- **Requirements**: Using the entries below, quote exactly the span of lines that begins with the line containing "What data populates" and ends with the final line.

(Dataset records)
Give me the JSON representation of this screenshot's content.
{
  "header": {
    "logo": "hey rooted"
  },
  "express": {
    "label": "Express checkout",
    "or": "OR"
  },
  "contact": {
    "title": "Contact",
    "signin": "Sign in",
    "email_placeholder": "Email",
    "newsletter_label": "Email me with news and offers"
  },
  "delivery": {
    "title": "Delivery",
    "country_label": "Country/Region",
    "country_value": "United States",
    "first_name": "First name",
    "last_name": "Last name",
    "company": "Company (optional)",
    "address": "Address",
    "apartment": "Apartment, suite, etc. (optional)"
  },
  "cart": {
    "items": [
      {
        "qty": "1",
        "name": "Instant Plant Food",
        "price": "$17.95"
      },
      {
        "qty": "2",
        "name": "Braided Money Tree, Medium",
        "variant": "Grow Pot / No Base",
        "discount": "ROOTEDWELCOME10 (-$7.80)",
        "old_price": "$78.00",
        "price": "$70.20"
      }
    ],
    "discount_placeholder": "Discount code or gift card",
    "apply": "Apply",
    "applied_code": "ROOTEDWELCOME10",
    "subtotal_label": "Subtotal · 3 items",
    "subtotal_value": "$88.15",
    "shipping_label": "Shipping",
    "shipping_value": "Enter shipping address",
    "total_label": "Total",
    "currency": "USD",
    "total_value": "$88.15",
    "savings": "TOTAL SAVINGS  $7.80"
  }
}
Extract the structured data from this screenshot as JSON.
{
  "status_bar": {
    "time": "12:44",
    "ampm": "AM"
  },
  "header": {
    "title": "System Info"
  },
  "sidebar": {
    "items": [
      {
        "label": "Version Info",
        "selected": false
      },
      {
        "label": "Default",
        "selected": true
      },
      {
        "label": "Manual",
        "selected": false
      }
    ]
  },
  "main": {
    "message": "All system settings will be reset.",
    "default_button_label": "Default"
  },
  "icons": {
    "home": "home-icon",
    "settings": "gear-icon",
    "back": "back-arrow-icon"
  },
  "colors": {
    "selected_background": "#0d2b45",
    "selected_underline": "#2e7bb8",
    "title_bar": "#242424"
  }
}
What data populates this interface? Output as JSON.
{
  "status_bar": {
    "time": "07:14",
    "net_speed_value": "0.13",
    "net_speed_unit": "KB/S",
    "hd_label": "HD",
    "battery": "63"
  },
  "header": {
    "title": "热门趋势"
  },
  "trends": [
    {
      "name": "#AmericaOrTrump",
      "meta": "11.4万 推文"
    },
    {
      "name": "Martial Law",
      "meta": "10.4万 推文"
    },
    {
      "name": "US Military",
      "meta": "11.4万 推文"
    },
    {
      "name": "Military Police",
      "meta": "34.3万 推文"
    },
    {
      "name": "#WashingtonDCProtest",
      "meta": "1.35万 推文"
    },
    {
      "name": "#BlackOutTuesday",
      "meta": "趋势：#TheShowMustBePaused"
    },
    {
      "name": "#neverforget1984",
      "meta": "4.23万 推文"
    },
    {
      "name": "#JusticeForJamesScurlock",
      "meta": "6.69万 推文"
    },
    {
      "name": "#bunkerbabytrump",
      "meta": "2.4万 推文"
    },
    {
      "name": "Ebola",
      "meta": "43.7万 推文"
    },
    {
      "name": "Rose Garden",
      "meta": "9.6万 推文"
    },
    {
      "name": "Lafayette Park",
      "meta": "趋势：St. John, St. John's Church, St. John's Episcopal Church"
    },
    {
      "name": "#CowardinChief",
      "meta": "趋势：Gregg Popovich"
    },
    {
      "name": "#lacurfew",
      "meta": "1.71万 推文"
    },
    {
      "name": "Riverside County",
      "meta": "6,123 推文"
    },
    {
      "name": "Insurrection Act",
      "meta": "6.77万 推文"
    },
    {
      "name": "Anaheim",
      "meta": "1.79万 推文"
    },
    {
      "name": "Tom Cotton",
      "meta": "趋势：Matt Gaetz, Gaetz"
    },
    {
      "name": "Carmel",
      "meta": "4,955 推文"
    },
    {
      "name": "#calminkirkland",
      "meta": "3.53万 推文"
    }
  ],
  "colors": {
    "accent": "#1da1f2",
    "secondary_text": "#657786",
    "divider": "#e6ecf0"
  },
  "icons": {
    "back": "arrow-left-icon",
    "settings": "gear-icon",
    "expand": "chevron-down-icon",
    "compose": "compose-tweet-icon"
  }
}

- **Answer to the task**:
What data populates this interface? Output as JSON.
{
  "status_bar": {
    "time": "07:14",
    "net_speed_value": "0.13",
    "net_speed_unit": "KB/S",
    "hd_label": "HD",
    "battery": "63"
  },
  "header": {
    "title": "热门趋势"
  },
  "trends": [
    {
      "name": "#AmericaOrTrump",
      "meta": "11.4万 推文"
    },
    {
      "name": "Martial Law",
      "meta": "10.4万 推文"
    },
    {
      "name": "US Military",
      "meta": "11.4万 推文"
    },
    {
      "name": "Military Police",
      "meta": "34.3万 推文"
    },
    {
      "name": "#WashingtonDCProtest",
      "meta": "1.35万 推文"
    },
    {
      "name": "#BlackOutTuesday",
      "meta": "趋势：#TheShowMustBePaused"
    },
    {
      "name": "#neverforget1984",
      "meta": "4.23万 推文"
    },
    {
      "name": "#JusticeForJamesScurlock",
      "meta": "6.69万 推文"
    },
    {
      "name": "#bunkerbabytrump",
      "meta": "2.4万 推文"
    },
    {
      "name": "Ebola",
      "meta": "43.7万 推文"
    },
    {
      "name": "Rose Garden",
      "meta": "9.6万 推文"
    },
    {
      "name": "Lafayette Park",
      "meta": "趋势：St. John, St. John's Church, St. John's Episcopal Church"
    },
    {
      "name": "#CowardinChief",
      "meta": "趋势：Gregg Popovich"
    },
    {
      "name": "#lacurfew",
      "meta": "1.71万 推文"
    },
    {
      "name": "Riverside County",
      "meta": "6,123 推文"
    },
    {
      "name": "Insurrection Act",
      "meta": "6.77万 推文"
    },
    {
      "name": "Anaheim",
      "meta": "1.79万 推文"
    },
    {
      "name": "Tom Cotton",
      "meta": "趋势：Matt Gaetz, Gaetz"
    },
    {
      "name": "Carmel",
      "meta": "4,955 推文"
    },
    {
      "name": "#calminkirkland",
      "meta": "3.53万 推文"
    }
  ],
  "colors": {
    "accent": "#1da1f2",
    "secondary_text": "#657786",
    "divider": "#e6ecf0"
  },
  "icons": {
    "back": "arrow-left-icon",
    "settings": "gear-icon",
    "expand": "chevron-down-icon",
    "compose": "compose-tweet-icon"
  }
}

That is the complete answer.